▸ What is asked: Everything in the data should be repeated exactly, save for the images.

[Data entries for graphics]
↓

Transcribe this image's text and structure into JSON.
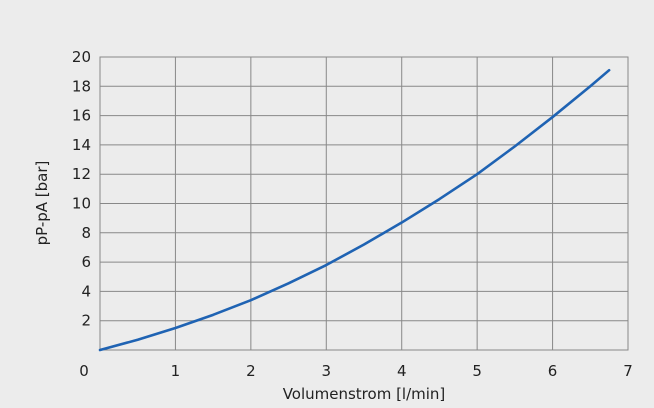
{
  "chart_data": {
    "type": "line",
    "title": "",
    "xlabel": "Volumenstrom [l/min]",
    "ylabel": "pP-pA [bar]",
    "xlim": [
      0,
      7
    ],
    "ylim": [
      0,
      20
    ],
    "x_ticks": [
      0,
      1,
      2,
      3,
      4,
      5,
      6,
      7
    ],
    "y_ticks": [
      2,
      4,
      6,
      8,
      10,
      12,
      14,
      16,
      18,
      20
    ],
    "x_tick_labels": [
      "0",
      "1",
      "2",
      "3",
      "4",
      "5",
      "6",
      "7"
    ],
    "y_tick_labels": [
      "2",
      "4",
      "6",
      "8",
      "10",
      "12",
      "14",
      "16",
      "18",
      "20"
    ],
    "grid": true,
    "legend": false,
    "series": [
      {
        "x": [
          0,
          0.5,
          1,
          1.5,
          2,
          2.5,
          3,
          3.5,
          4,
          4.5,
          5,
          5.5,
          6,
          6.5,
          6.75
        ],
        "values": [
          0.0,
          0.7,
          1.5,
          2.4,
          3.4,
          4.55,
          5.8,
          7.2,
          8.7,
          10.3,
          12.0,
          13.9,
          15.9,
          18.0,
          19.1
        ]
      }
    ],
    "colors": {
      "line": "#1f63b3",
      "grid": "#888888",
      "background": "#ececec",
      "plot_background": "#ececec",
      "text": "#222222"
    }
  }
}
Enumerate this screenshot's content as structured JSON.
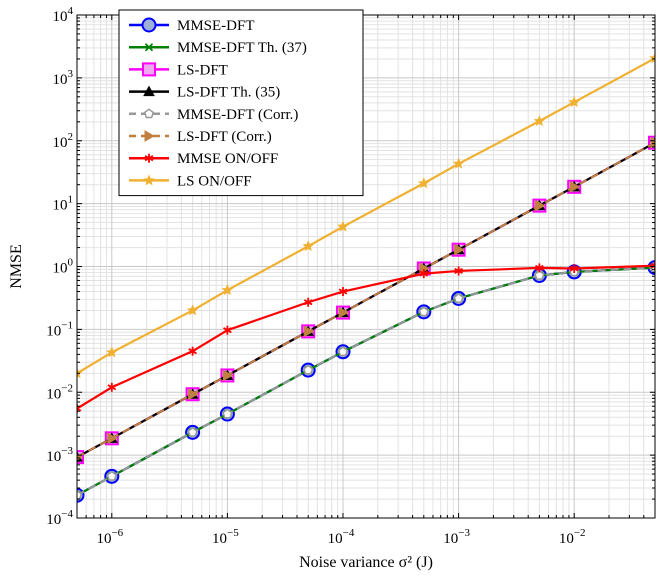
{
  "chart_data": {
    "type": "line",
    "xscale": "log",
    "yscale": "log",
    "xlim": [
      5e-07,
      0.05
    ],
    "ylim": [
      0.0001,
      10000
    ],
    "xlabel": "Noise variance σ² (J)",
    "ylabel": "NMSE",
    "grid": true,
    "legend_position": "top-left",
    "x": [
      5e-07,
      1e-06,
      5e-06,
      1e-05,
      5e-05,
      0.0001,
      0.0005,
      0.001,
      0.005,
      0.01,
      0.05
    ],
    "x_tick_labels": [
      {
        "value": 1e-06,
        "base": "10",
        "exp": "−6"
      },
      {
        "value": 1e-05,
        "base": "10",
        "exp": "−5"
      },
      {
        "value": 0.0001,
        "base": "10",
        "exp": "−4"
      },
      {
        "value": 0.001,
        "base": "10",
        "exp": "−3"
      },
      {
        "value": 0.01,
        "base": "10",
        "exp": "−2"
      }
    ],
    "y_tick_labels": [
      {
        "value": 0.0001,
        "base": "10",
        "exp": "−4"
      },
      {
        "value": 0.001,
        "base": "10",
        "exp": "−3"
      },
      {
        "value": 0.01,
        "base": "10",
        "exp": "−2"
      },
      {
        "value": 0.1,
        "base": "10",
        "exp": "−1"
      },
      {
        "value": 1,
        "base": "10",
        "exp": "0"
      },
      {
        "value": 10,
        "base": "10",
        "exp": "1"
      },
      {
        "value": 100,
        "base": "10",
        "exp": "2"
      },
      {
        "value": 1000,
        "base": "10",
        "exp": "3"
      },
      {
        "value": 10000,
        "base": "10",
        "exp": "4"
      }
    ],
    "series": [
      {
        "name": "MMSE-DFT",
        "color": "#0000ff",
        "marker": "circle",
        "dashed": false,
        "values": [
          0.00023,
          0.00046,
          0.0023,
          0.0045,
          0.0225,
          0.044,
          0.19,
          0.31,
          0.72,
          0.82,
          0.96
        ]
      },
      {
        "name": "MMSE-DFT Th. (37)",
        "color": "#008000",
        "marker": "x",
        "dashed": false,
        "values": [
          0.00023,
          0.00046,
          0.0023,
          0.0045,
          0.0225,
          0.044,
          0.19,
          0.31,
          0.72,
          0.82,
          0.96
        ]
      },
      {
        "name": "LS-DFT",
        "color": "#ff00ff",
        "marker": "square",
        "dashed": false,
        "values": [
          0.00093,
          0.00185,
          0.0093,
          0.0185,
          0.093,
          0.185,
          0.93,
          1.85,
          9.3,
          18.5,
          93
        ]
      },
      {
        "name": "LS-DFT Th. (35)",
        "color": "#000000",
        "marker": "triangle",
        "dashed": false,
        "values": [
          0.00093,
          0.00185,
          0.0093,
          0.0185,
          0.093,
          0.185,
          0.93,
          1.85,
          9.3,
          18.5,
          93
        ]
      },
      {
        "name": "MMSE-DFT (Corr.)",
        "color": "#999999",
        "marker": "pentagon",
        "dashed": true,
        "values": [
          0.00023,
          0.00046,
          0.0023,
          0.0045,
          0.0225,
          0.044,
          0.19,
          0.31,
          0.72,
          0.82,
          0.96
        ]
      },
      {
        "name": "LS-DFT (Corr.)",
        "color": "#bf8040",
        "marker": "triangle-right",
        "dashed": true,
        "values": [
          0.00093,
          0.00185,
          0.0093,
          0.0185,
          0.093,
          0.185,
          0.93,
          1.85,
          9.3,
          18.5,
          93
        ]
      },
      {
        "name": "MMSE ON/OFF",
        "color": "#ff0000",
        "marker": "asterisk",
        "dashed": false,
        "values": [
          0.0055,
          0.012,
          0.045,
          0.097,
          0.27,
          0.4,
          0.77,
          0.85,
          0.95,
          0.93,
          1.03
        ]
      },
      {
        "name": "LS ON/OFF",
        "color": "#f0b030",
        "marker": "star",
        "dashed": false,
        "values": [
          0.02,
          0.043,
          0.2,
          0.42,
          2.1,
          4.3,
          21,
          43,
          205,
          410,
          2050
        ]
      }
    ]
  }
}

↑

▸ Answer to this task:
Transcribe this image's text and structure into JSON.
{
  "chart_data": {
    "type": "line",
    "title": "",
    "xlabel": "Volumenstrom [l/min]",
    "ylabel": "pP-pA [bar]",
    "xlim": [
      0,
      7
    ],
    "ylim": [
      0,
      20
    ],
    "x_ticks": [
      0,
      1,
      2,
      3,
      4,
      5,
      6,
      7
    ],
    "y_ticks": [
      2,
      4,
      6,
      8,
      10,
      12,
      14,
      16,
      18,
      20
    ],
    "x_tick_labels": [
      "0",
      "1",
      "2",
      "3",
      "4",
      "5",
      "6",
      "7"
    ],
    "y_tick_labels": [
      "2",
      "4",
      "6",
      "8",
      "10",
      "12",
      "14",
      "16",
      "18",
      "20"
    ],
    "grid": true,
    "legend": false,
    "series": [
      {
        "x": [
          0,
          0.5,
          1,
          1.5,
          2,
          2.5,
          3,
          3.5,
          4,
          4.5,
          5,
          5.5,
          6,
          6.5,
          6.75
        ],
        "values": [
          0.0,
          0.7,
          1.5,
          2.4,
          3.4,
          4.55,
          5.8,
          7.2,
          8.7,
          10.3,
          12.0,
          13.9,
          15.9,
          18.0,
          19.1
        ]
      }
    ],
    "colors": {
      "line": "#1f63b3",
      "grid": "#888888",
      "background": "#ececec",
      "plot_background": "#ececec",
      "text": "#222222"
    }
  }
}
Enumerate this screenshot's content as structured JSON.
{
  "chart_data": {
    "type": "line",
    "xscale": "log",
    "yscale": "log",
    "xlim": [
      5e-07,
      0.05
    ],
    "ylim": [
      0.0001,
      10000
    ],
    "xlabel": "Noise variance σ² (J)",
    "ylabel": "NMSE",
    "grid": true,
    "legend_position": "top-left",
    "x": [
      5e-07,
      1e-06,
      5e-06,
      1e-05,
      5e-05,
      0.0001,
      0.0005,
      0.001,
      0.005,
      0.01,
      0.05
    ],
    "x_tick_labels": [
      {
        "value": 1e-06,
        "base": "10",
        "exp": "−6"
      },
      {
        "value": 1e-05,
        "base": "10",
        "exp": "−5"
      },
      {
        "value": 0.0001,
        "base": "10",
        "exp": "−4"
      },
      {
        "value": 0.001,
        "base": "10",
        "exp": "−3"
      },
      {
        "value": 0.01,
        "base": "10",
        "exp": "−2"
      }
    ],
    "y_tick_labels": [
      {
        "value": 0.0001,
        "base": "10",
        "exp": "−4"
      },
      {
        "value": 0.001,
        "base": "10",
        "exp": "−3"
      },
      {
        "value": 0.01,
        "base": "10",
        "exp": "−2"
      },
      {
        "value": 0.1,
        "base": "10",
        "exp": "−1"
      },
      {
        "value": 1,
        "base": "10",
        "exp": "0"
      },
      {
        "value": 10,
        "base": "10",
        "exp": "1"
      },
      {
        "value": 100,
        "base": "10",
        "exp": "2"
      },
      {
        "value": 1000,
        "base": "10",
        "exp": "3"
      },
      {
        "value": 10000,
        "base": "10",
        "exp": "4"
      }
    ],
    "series": [
      {
        "name": "MMSE-DFT",
        "color": "#0000ff",
        "marker": "circle",
        "dashed": false,
        "values": [
          0.00023,
          0.00046,
          0.0023,
          0.0045,
          0.0225,
          0.044,
          0.19,
          0.31,
          0.72,
          0.82,
          0.96
        ]
      },
      {
        "name": "MMSE-DFT Th. (37)",
        "color": "#008000",
        "marker": "x",
        "dashed": false,
        "values": [
          0.00023,
          0.00046,
          0.0023,
          0.0045,
          0.0225,
          0.044,
          0.19,
          0.31,
          0.72,
          0.82,
          0.96
        ]
      },
      {
        "name": "LS-DFT",
        "color": "#ff00ff",
        "marker": "square",
        "dashed": false,
        "values": [
          0.00093,
          0.00185,
          0.0093,
          0.0185,
          0.093,
          0.185,
          0.93,
          1.85,
          9.3,
          18.5,
          93
        ]
      },
      {
        "name": "LS-DFT Th. (35)",
        "color": "#000000",
        "marker": "triangle",
        "dashed": false,
        "values": [
          0.00093,
          0.00185,
          0.0093,
          0.0185,
          0.093,
          0.185,
          0.93,
          1.85,
          9.3,
          18.5,
          93
        ]
      },
      {
        "name": "MMSE-DFT (Corr.)",
        "color": "#999999",
        "marker": "pentagon",
        "dashed": true,
        "values": [
          0.00023,
          0.00046,
          0.0023,
          0.0045,
          0.0225,
          0.044,
          0.19,
          0.31,
          0.72,
          0.82,
          0.96
        ]
      },
      {
        "name": "LS-DFT (Corr.)",
        "color": "#bf8040",
        "marker": "triangle-right",
        "dashed": true,
        "values": [
          0.00093,
          0.00185,
          0.0093,
          0.0185,
          0.093,
          0.185,
          0.93,
          1.85,
          9.3,
          18.5,
          93
        ]
      },
      {
        "name": "MMSE ON/OFF",
        "color": "#ff0000",
        "marker": "asterisk",
        "dashed": false,
        "values": [
          0.0055,
          0.012,
          0.045,
          0.097,
          0.27,
          0.4,
          0.77,
          0.85,
          0.95,
          0.93,
          1.03
        ]
      },
      {
        "name": "LS ON/OFF",
        "color": "#f0b030",
        "marker": "star",
        "dashed": false,
        "values": [
          0.02,
          0.043,
          0.2,
          0.42,
          2.1,
          4.3,
          21,
          43,
          205,
          410,
          2050
        ]
      }
    ]
  }
}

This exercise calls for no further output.